Copy every entry below word for word, leaving the pictures out of your answer.

-- start --

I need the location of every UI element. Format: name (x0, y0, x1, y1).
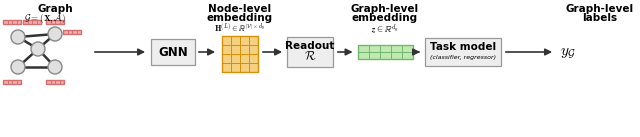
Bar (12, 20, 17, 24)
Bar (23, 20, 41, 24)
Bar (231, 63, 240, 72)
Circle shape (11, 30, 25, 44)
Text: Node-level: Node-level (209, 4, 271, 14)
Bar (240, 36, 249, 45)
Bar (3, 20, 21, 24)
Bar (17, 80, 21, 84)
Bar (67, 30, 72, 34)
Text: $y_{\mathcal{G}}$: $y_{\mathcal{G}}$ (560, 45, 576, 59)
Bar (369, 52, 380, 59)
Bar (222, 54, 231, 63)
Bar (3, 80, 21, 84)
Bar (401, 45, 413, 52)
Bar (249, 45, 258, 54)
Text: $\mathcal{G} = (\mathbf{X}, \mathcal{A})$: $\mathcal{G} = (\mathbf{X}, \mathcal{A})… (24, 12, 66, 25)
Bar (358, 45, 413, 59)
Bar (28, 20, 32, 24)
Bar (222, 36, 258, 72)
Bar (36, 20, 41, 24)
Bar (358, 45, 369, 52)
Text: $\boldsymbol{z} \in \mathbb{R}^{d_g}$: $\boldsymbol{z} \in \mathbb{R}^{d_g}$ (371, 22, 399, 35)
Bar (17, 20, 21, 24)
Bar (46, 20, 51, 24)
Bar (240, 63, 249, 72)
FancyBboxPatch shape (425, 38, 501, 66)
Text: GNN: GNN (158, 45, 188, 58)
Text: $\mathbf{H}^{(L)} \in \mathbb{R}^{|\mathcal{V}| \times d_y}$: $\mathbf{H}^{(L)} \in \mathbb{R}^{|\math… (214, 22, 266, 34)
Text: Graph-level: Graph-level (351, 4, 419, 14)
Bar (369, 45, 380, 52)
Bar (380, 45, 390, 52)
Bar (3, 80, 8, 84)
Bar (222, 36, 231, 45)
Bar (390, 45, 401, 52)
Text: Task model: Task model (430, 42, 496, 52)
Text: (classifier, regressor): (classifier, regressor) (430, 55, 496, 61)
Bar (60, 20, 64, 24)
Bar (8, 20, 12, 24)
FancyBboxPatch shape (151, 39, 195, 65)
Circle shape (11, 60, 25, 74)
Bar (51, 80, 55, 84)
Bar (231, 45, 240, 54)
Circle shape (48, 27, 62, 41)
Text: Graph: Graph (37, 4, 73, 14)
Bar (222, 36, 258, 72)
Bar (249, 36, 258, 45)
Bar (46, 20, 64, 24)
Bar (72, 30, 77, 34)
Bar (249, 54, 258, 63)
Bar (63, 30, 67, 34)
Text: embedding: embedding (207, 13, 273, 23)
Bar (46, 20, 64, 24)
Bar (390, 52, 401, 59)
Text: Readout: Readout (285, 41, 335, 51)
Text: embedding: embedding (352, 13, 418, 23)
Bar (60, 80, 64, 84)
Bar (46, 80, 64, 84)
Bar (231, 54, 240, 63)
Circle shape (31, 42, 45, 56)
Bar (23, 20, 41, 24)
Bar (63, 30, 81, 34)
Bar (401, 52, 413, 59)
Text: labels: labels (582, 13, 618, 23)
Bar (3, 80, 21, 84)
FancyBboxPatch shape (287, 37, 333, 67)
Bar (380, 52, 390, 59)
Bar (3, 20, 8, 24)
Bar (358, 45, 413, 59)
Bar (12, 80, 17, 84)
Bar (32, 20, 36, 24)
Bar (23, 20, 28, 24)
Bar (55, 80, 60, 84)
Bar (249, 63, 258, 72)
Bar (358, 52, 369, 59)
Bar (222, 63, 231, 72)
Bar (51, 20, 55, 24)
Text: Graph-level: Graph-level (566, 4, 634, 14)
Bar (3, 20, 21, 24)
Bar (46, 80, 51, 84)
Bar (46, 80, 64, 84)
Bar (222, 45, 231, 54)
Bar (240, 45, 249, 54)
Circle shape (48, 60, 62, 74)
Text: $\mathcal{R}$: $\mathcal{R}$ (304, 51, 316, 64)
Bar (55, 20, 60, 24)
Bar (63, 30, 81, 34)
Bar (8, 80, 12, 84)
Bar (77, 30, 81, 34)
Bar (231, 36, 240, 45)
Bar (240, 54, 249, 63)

-- end --

_RESPONSE TO THIS TASK:_
I need the location of every UI element. Format: name (x0, y0, x1, y1).
Bar (12, 20, 17, 24)
Bar (23, 20, 41, 24)
Bar (231, 63, 240, 72)
Circle shape (11, 30, 25, 44)
Text: Node-level: Node-level (209, 4, 271, 14)
Bar (240, 36, 249, 45)
Bar (3, 20, 21, 24)
Bar (17, 80, 21, 84)
Bar (67, 30, 72, 34)
Text: $y_{\mathcal{G}}$: $y_{\mathcal{G}}$ (560, 45, 576, 59)
Bar (369, 52, 380, 59)
Bar (222, 54, 231, 63)
Bar (3, 80, 21, 84)
Bar (401, 45, 413, 52)
Bar (249, 45, 258, 54)
Text: $\mathcal{G} = (\mathbf{X}, \mathcal{A})$: $\mathcal{G} = (\mathbf{X}, \mathcal{A})… (24, 12, 66, 25)
Bar (358, 45, 413, 59)
Bar (28, 20, 32, 24)
Bar (222, 36, 258, 72)
Bar (36, 20, 41, 24)
Bar (358, 45, 369, 52)
Text: $\boldsymbol{z} \in \mathbb{R}^{d_g}$: $\boldsymbol{z} \in \mathbb{R}^{d_g}$ (371, 22, 399, 35)
Bar (17, 20, 21, 24)
Bar (46, 20, 51, 24)
Bar (240, 63, 249, 72)
FancyBboxPatch shape (425, 38, 501, 66)
Text: GNN: GNN (158, 45, 188, 58)
Text: $\mathbf{H}^{(L)} \in \mathbb{R}^{|\mathcal{V}| \times d_y}$: $\mathbf{H}^{(L)} \in \mathbb{R}^{|\math… (214, 22, 266, 34)
Text: Graph-level: Graph-level (351, 4, 419, 14)
Bar (369, 45, 380, 52)
Bar (380, 45, 390, 52)
Bar (3, 80, 8, 84)
Bar (222, 36, 231, 45)
Bar (390, 45, 401, 52)
Text: Task model: Task model (430, 42, 496, 52)
Text: (classifier, regressor): (classifier, regressor) (430, 55, 496, 61)
Bar (60, 20, 64, 24)
Bar (8, 20, 12, 24)
FancyBboxPatch shape (151, 39, 195, 65)
Circle shape (11, 60, 25, 74)
Bar (51, 80, 55, 84)
Bar (231, 45, 240, 54)
Circle shape (48, 27, 62, 41)
Text: Graph: Graph (37, 4, 73, 14)
Bar (222, 36, 258, 72)
Bar (249, 36, 258, 45)
Bar (46, 20, 64, 24)
Bar (72, 30, 77, 34)
Bar (249, 54, 258, 63)
Bar (63, 30, 67, 34)
Text: embedding: embedding (207, 13, 273, 23)
Bar (46, 20, 64, 24)
Bar (390, 52, 401, 59)
Text: Readout: Readout (285, 41, 335, 51)
Text: embedding: embedding (352, 13, 418, 23)
Bar (60, 80, 64, 84)
Bar (46, 80, 64, 84)
Bar (231, 54, 240, 63)
Circle shape (31, 42, 45, 56)
Bar (23, 20, 41, 24)
Bar (63, 30, 81, 34)
Bar (401, 52, 413, 59)
Text: labels: labels (582, 13, 618, 23)
Bar (3, 80, 21, 84)
FancyBboxPatch shape (287, 37, 333, 67)
Bar (380, 52, 390, 59)
Bar (3, 20, 8, 24)
Bar (358, 45, 413, 59)
Bar (12, 80, 17, 84)
Bar (32, 20, 36, 24)
Bar (23, 20, 28, 24)
Bar (55, 80, 60, 84)
Bar (249, 63, 258, 72)
Bar (358, 52, 369, 59)
Bar (222, 63, 231, 72)
Bar (51, 20, 55, 24)
Text: Graph-level: Graph-level (566, 4, 634, 14)
Bar (3, 20, 21, 24)
Bar (46, 80, 51, 84)
Bar (46, 80, 64, 84)
Bar (222, 45, 231, 54)
Bar (240, 45, 249, 54)
Circle shape (48, 60, 62, 74)
Text: $\mathcal{R}$: $\mathcal{R}$ (304, 51, 316, 64)
Bar (55, 20, 60, 24)
Bar (63, 30, 81, 34)
Bar (8, 80, 12, 84)
Bar (77, 30, 81, 34)
Bar (231, 36, 240, 45)
Bar (240, 54, 249, 63)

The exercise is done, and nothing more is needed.